## Written task
Look through the listing and locate every line containing the word "mular"; copy those lines.

------ Stored data

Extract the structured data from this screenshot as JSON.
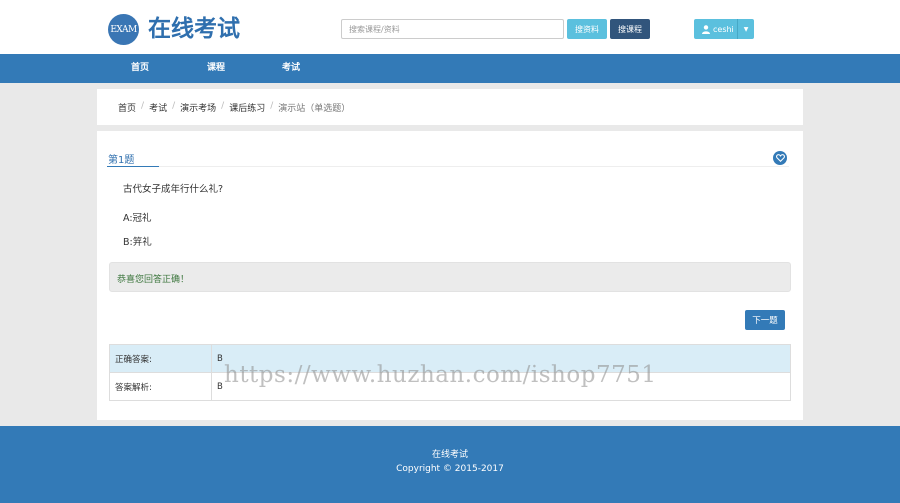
{
  "header": {
    "logo_text": "EXAM",
    "site_title": "在线考试",
    "search_placeholder": "搜索课程/资料",
    "search_material_label": "搜资料",
    "search_course_label": "搜课程",
    "user_name": "ceshi"
  },
  "nav": {
    "items": [
      {
        "label": "首页"
      },
      {
        "label": "课程"
      },
      {
        "label": "考试"
      }
    ]
  },
  "breadcrumb": {
    "items": [
      "首页",
      "考试",
      "演示考场",
      "课后练习",
      "演示站（单选题）"
    ]
  },
  "question": {
    "number_label": "第1题",
    "text": "古代女子成年行什么礼?",
    "options": [
      "A:冠礼",
      "B:笄礼"
    ],
    "result_message": "恭喜您回答正确！",
    "next_label": "下一题"
  },
  "answer_table": {
    "rows": [
      {
        "label": "正确答案:",
        "value": "B"
      },
      {
        "label": "答案解析:",
        "value": "B"
      }
    ]
  },
  "watermark": "https://www.huzhan.com/ishop7751",
  "footer": {
    "title": "在线考试",
    "copyright": "Copyright © 2015-2017"
  },
  "colors": {
    "primary": "#337ab7",
    "info": "#5bc0de",
    "success_text": "#3c763d"
  }
}
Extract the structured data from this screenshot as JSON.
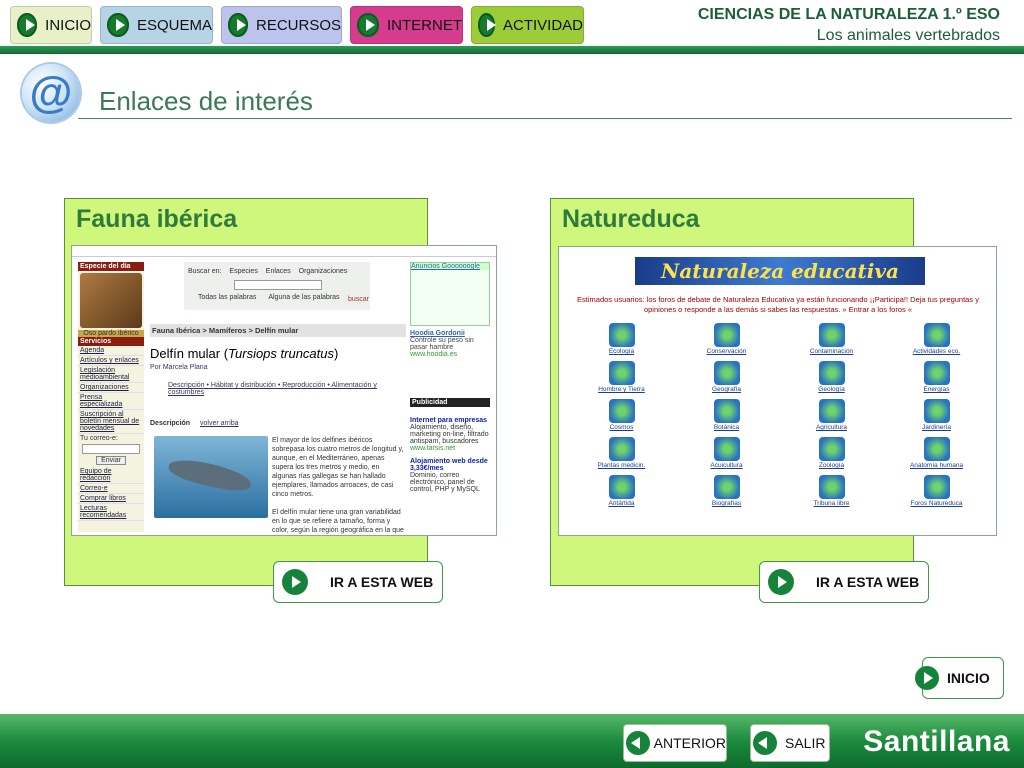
{
  "nav": {
    "buttons": [
      {
        "label": "INICIO",
        "color": "#e8f0c8"
      },
      {
        "label": "ESQUEMA",
        "color": "#b7d3e6"
      },
      {
        "label": "RECURSOS",
        "color": "#bcc4ee"
      },
      {
        "label": "INTERNET",
        "color": "#d53c8e"
      },
      {
        "label": "ACTIVIDAD",
        "color": "#9ccd39"
      }
    ]
  },
  "course": {
    "title": "CIENCIAS DE LA NATURALEZA 1.º ESO",
    "subtitle": "Los animales vertebrados"
  },
  "page": {
    "icon": "at-sign-icon",
    "title": "Enlaces de interés"
  },
  "panels": [
    {
      "title": "Fauna ibérica",
      "button_label": "IR A ESTA WEB",
      "screenshot": {
        "especie_header": "Especie del día",
        "especie_caption": "Oso pardo ibérico",
        "servicios_header": "Servicios",
        "links": [
          "Agenda",
          "Artículos y enlaces",
          "Legislación medioambiental",
          "Organizaciones",
          "Prensa especializada",
          "Suscripción al boletín mensual de novedades"
        ],
        "email_label": "Tu correo-e:",
        "send_label": "Enviar",
        "links2": [
          "Equipo de redacción",
          "Correo-e",
          "Comprar libros",
          "Lecturas recomendadas"
        ],
        "search_label": "Buscar en:",
        "search_opts": [
          "Especies",
          "Enlaces",
          "Organizaciones"
        ],
        "radio_opts": [
          "Todas las palabras",
          "Alguna de las palabras"
        ],
        "search_btn": "buscar",
        "breadcrumb": "Fauna Ibérica > Mamíferos > Delfín mular",
        "species": "Delfín mular (",
        "species_latin": "Tursiops truncatus",
        "species_close": ")",
        "author": "Por Marcela Plana",
        "sections": "Descripción • Hábitat y distribución • Reproducción • Alimentación y costumbres",
        "desc_label": "Descripción",
        "back_link": "volver arriba",
        "para1": "El mayor de los delfines ibéricos sobrepasa los cuatro metros de longitud y, aunque, en el Mediterráneo, apenas supera los tres metros y medio, en algunas rías gallegas se han hallado ejemplares, llamados arroaces, de casi cinco metros.",
        "para2": "El delfín mular tiene una gran variabilidad en lo que se refiere a tamaño, forma y color, según la región geográfica en la que vive; de hecho, es probable que incluya",
        "ad_header": "Anuncios Goooooogle",
        "ad_title": "Hoodia Gordonii",
        "ad_text": "Controle su peso sin pasar hambre",
        "ad_url": "www.hoodia.es",
        "pub_header": "Publicidad",
        "pub_title": "Internet para empresas",
        "pub_text": "Alojamiento, diseño, marketing on-line, filtrado antispam, buscadores",
        "pub_url": "www.tarsis.net",
        "pub_title2": "Alojamiento web desde 3,33€/mes",
        "pub_text2": "Dominio, correo electrónico, panel de control, PHP y MySQL"
      }
    },
    {
      "title": "Natureduca",
      "button_label": "IR A ESTA WEB",
      "screenshot": {
        "banner": "Naturaleza educativa",
        "notice": "Estimados usuarios: los foros de debate de Naturaleza Educativa ya están funcionando ¡¡Participa!! Deja tus preguntas y opiniones o responde a las demás si sabes las respuestas. » Entrar a los foros «",
        "items": [
          "Ecología",
          "Conservación",
          "Contaminación",
          "Actividades eco.",
          "Hombre y Tierra",
          "Geografía",
          "Geología",
          "Energías",
          "Cosmos",
          "Botánica",
          "Agricultura",
          "Jardinería",
          "Plantas medicin.",
          "Acuicultura",
          "Zoología",
          "Anatomía humana",
          "Antártida",
          "Biografías",
          "Tribuna libre",
          "Foros Natureduca"
        ]
      }
    }
  ],
  "footer": {
    "inicio": "INICIO",
    "anterior": "ANTERIOR",
    "salir": "SALIR",
    "brand": "Santillana"
  }
}
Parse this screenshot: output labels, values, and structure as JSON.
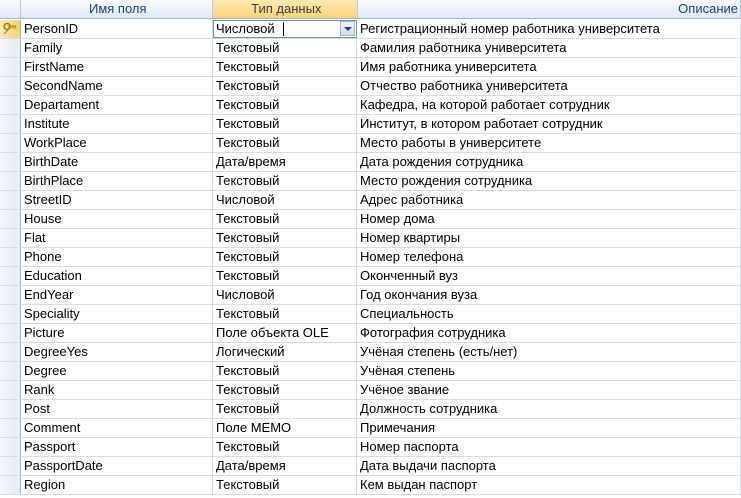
{
  "columns": {
    "field_name": "Имя поля",
    "data_type": "Тип данных",
    "description": "Описание"
  },
  "rows": [
    {
      "field": "PersonID",
      "type": "Числовой",
      "description": "Регистрационный номер работника университета"
    },
    {
      "field": "Family",
      "type": "Текстовый",
      "description": "Фамилия работника университета"
    },
    {
      "field": "FirstName",
      "type": "Текстовый",
      "description": "Имя работника университета"
    },
    {
      "field": "SecondName",
      "type": "Текстовый",
      "description": "Отчество работника университета"
    },
    {
      "field": "Departament",
      "type": "Текстовый",
      "description": "Кафедра, на которой работает сотрудник"
    },
    {
      "field": "Institute",
      "type": "Текстовый",
      "description": "Институт, в котором работает сотрудник"
    },
    {
      "field": "WorkPlace",
      "type": "Текстовый",
      "description": "Место работы в университете"
    },
    {
      "field": "BirthDate",
      "type": "Дата/время",
      "description": "Дата рождения сотрудника"
    },
    {
      "field": "BirthPlace",
      "type": "Текстовый",
      "description": "Место рождения сотрудника"
    },
    {
      "field": "StreetID",
      "type": "Числовой",
      "description": "Адрес работника"
    },
    {
      "field": "House",
      "type": "Текстовый",
      "description": "Номер дома"
    },
    {
      "field": "Flat",
      "type": "Текстовый",
      "description": "Номер квартиры"
    },
    {
      "field": "Phone",
      "type": "Текстовый",
      "description": "Номер телефона"
    },
    {
      "field": "Education",
      "type": "Текстовый",
      "description": "Оконченный вуз"
    },
    {
      "field": "EndYear",
      "type": "Числовой",
      "description": "Год окончания вуза"
    },
    {
      "field": "Speciality",
      "type": "Текстовый",
      "description": "Специальность"
    },
    {
      "field": "Picture",
      "type": "Поле объекта OLE",
      "description": "Фотография сотрудника"
    },
    {
      "field": "DegreeYes",
      "type": "Логический",
      "description": "Учёная степень (есть/нет)"
    },
    {
      "field": "Degree",
      "type": "Текстовый",
      "description": "Учёная степень"
    },
    {
      "field": "Rank",
      "type": "Текстовый",
      "description": "Учёное звание"
    },
    {
      "field": "Post",
      "type": "Текстовый",
      "description": "Должность сотрудника"
    },
    {
      "field": "Comment",
      "type": "Поле MEMO",
      "description": "Примечания"
    },
    {
      "field": "Passport",
      "type": "Текстовый",
      "description": "Номер паспорта"
    },
    {
      "field": "PassportDate",
      "type": "Дата/время",
      "description": "Дата выдачи паспорта"
    },
    {
      "field": "Region",
      "type": "Текстовый",
      "description": "Кем выдан паспорт"
    }
  ],
  "current_row_icon": "primary-key-icon",
  "dropdown_icon": "chevron-down-icon",
  "colors": {
    "header_text": "#15428b",
    "selected_header": "#fbd27a",
    "grid_line": "#d5dde8"
  }
}
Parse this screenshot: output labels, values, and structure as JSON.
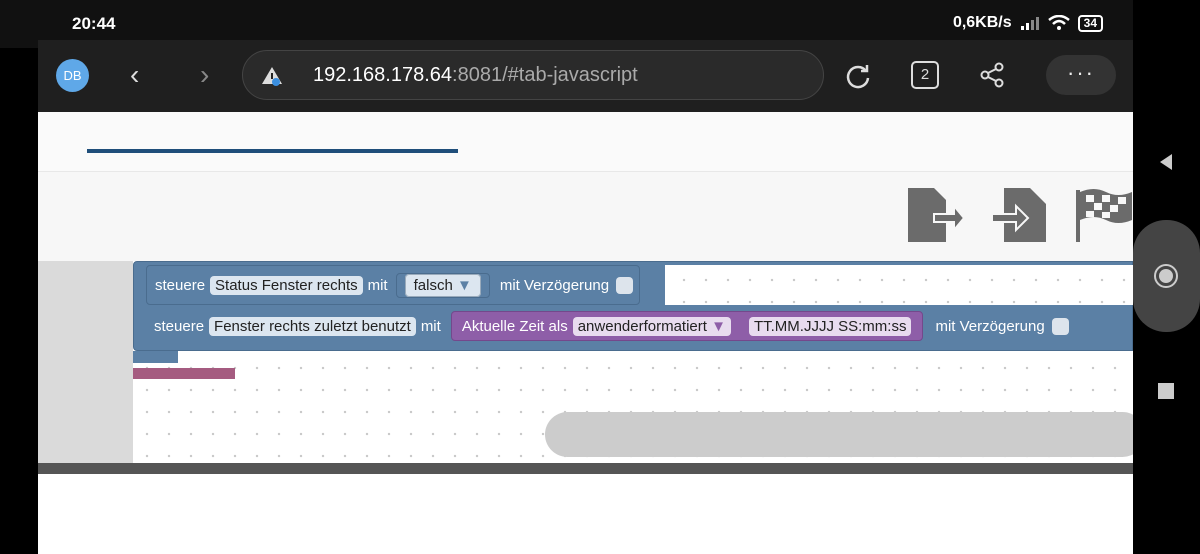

------------

## The response
        "breadcrumb": "Fauna Ibérica > Mamíferos > Delfín mular",
        "species": "Delfín mular (",
        "para2": "El delfín mular tiene una gran variabilidad en lo que se refiere a tamaño, forma y color, según la región geográfica en la que vive; de hecho, es probable que incluya",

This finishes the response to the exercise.